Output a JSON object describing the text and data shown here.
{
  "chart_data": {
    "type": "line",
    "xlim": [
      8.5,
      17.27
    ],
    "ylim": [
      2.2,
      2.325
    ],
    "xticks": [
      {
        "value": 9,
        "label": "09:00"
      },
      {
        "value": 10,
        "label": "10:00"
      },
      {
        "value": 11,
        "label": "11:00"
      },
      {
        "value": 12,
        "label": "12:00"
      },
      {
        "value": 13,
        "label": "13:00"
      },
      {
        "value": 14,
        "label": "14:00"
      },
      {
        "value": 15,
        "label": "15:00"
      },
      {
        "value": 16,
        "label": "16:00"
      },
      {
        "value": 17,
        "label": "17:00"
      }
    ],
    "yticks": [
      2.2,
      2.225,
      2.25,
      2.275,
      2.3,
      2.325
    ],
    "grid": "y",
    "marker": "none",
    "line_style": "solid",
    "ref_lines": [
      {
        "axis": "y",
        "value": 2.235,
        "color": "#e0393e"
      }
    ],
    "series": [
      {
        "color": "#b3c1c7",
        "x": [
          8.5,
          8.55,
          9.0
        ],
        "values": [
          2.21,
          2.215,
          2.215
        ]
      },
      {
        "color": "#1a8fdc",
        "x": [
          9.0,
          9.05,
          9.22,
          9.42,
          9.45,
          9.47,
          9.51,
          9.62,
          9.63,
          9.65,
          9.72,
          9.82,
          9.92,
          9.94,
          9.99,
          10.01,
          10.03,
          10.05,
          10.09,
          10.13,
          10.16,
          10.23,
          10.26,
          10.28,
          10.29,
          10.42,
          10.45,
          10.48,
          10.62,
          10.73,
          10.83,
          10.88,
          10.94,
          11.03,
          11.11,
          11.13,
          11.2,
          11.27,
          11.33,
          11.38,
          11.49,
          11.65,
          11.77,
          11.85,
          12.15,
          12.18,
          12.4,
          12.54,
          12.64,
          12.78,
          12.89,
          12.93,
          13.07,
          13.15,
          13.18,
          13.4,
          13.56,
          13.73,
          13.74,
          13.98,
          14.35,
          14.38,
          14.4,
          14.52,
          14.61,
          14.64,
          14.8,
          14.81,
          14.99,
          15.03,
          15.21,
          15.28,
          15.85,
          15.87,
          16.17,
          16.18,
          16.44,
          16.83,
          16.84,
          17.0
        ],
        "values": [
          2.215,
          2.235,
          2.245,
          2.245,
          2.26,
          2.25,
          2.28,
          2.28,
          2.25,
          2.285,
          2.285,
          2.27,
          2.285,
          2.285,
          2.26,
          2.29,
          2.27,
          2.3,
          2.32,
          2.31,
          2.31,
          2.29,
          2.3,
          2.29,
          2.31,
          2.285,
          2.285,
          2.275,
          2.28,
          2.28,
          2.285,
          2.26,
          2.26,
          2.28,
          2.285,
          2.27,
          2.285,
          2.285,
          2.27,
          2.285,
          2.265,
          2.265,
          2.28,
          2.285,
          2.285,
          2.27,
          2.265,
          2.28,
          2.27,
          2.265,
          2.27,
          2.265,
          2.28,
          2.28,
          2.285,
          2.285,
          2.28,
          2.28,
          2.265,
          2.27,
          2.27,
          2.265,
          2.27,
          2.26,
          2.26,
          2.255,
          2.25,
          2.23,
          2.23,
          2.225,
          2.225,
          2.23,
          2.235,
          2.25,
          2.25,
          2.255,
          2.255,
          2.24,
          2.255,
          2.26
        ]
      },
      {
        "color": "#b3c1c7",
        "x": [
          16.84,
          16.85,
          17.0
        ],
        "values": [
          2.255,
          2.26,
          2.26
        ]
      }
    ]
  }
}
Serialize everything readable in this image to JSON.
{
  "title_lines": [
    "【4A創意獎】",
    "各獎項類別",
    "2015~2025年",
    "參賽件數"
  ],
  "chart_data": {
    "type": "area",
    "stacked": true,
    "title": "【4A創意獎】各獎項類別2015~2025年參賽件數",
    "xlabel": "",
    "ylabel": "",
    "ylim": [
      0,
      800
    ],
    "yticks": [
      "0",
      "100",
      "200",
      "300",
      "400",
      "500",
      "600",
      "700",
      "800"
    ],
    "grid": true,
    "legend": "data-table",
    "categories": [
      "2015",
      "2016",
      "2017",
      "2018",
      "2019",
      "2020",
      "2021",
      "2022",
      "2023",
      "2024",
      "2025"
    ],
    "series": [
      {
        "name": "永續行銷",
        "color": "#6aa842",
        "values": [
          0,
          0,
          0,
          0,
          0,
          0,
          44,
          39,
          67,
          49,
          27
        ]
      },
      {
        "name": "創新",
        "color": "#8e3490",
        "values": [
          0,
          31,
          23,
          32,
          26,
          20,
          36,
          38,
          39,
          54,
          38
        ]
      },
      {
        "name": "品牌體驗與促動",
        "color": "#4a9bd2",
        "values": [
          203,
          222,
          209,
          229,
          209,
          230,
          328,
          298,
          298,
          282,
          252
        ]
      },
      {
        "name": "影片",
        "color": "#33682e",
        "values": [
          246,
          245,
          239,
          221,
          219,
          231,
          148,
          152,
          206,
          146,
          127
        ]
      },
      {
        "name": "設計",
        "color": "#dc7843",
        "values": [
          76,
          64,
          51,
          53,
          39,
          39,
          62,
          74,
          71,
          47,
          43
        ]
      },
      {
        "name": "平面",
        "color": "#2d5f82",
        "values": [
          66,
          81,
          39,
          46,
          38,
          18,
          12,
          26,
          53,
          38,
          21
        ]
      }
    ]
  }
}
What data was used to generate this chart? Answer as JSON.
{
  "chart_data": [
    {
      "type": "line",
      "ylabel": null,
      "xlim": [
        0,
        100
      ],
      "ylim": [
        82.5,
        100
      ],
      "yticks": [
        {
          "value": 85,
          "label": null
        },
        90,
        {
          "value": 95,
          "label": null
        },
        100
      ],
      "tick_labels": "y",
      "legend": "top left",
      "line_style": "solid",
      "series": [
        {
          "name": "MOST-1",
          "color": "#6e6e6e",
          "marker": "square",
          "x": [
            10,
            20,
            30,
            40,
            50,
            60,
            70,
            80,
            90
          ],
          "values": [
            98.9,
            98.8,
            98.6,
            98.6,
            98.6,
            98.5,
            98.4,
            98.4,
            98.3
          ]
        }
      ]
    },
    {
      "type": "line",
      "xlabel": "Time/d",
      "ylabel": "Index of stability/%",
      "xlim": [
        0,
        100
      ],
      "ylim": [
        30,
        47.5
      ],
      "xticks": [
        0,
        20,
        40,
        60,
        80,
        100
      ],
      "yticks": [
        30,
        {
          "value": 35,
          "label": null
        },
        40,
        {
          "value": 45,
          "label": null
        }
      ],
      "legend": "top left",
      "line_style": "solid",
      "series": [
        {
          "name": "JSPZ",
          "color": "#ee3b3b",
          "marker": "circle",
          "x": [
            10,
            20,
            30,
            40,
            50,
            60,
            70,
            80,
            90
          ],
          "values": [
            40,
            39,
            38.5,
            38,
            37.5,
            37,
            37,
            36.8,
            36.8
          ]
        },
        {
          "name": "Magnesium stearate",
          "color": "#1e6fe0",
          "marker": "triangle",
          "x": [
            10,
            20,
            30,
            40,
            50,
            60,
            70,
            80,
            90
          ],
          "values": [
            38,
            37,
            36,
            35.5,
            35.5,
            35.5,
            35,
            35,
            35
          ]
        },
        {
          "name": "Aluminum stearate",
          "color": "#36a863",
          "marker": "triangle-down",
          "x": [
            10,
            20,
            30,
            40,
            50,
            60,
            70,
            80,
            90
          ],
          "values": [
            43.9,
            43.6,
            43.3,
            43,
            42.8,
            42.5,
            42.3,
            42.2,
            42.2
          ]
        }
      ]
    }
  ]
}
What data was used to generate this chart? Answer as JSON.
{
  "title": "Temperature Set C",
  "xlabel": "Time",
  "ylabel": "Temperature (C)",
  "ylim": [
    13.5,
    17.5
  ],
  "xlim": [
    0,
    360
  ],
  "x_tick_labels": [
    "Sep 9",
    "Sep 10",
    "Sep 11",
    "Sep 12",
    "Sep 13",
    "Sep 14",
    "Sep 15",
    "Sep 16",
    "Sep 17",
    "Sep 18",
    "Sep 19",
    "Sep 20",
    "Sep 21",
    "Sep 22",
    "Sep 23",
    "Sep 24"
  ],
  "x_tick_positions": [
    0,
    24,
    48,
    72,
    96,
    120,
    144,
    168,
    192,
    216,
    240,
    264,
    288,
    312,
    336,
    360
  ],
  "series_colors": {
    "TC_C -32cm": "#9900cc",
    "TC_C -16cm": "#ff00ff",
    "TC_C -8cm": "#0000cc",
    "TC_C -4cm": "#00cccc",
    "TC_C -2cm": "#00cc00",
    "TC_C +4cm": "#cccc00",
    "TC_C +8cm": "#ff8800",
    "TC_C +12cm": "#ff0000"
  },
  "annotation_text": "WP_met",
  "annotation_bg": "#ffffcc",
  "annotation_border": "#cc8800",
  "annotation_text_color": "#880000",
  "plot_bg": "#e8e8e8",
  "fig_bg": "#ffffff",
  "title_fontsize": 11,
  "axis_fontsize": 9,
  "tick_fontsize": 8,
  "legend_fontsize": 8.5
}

——————

#### [GIVEN REQUEST]
Pull out all lines in the data above that include "marker".

#### [RESULT OF THE EXERCISE]
    "marker": "none",
          "marker": "square",
          "marker": "circle",
          "marker": "triangle",
          "marker": "triangle-down",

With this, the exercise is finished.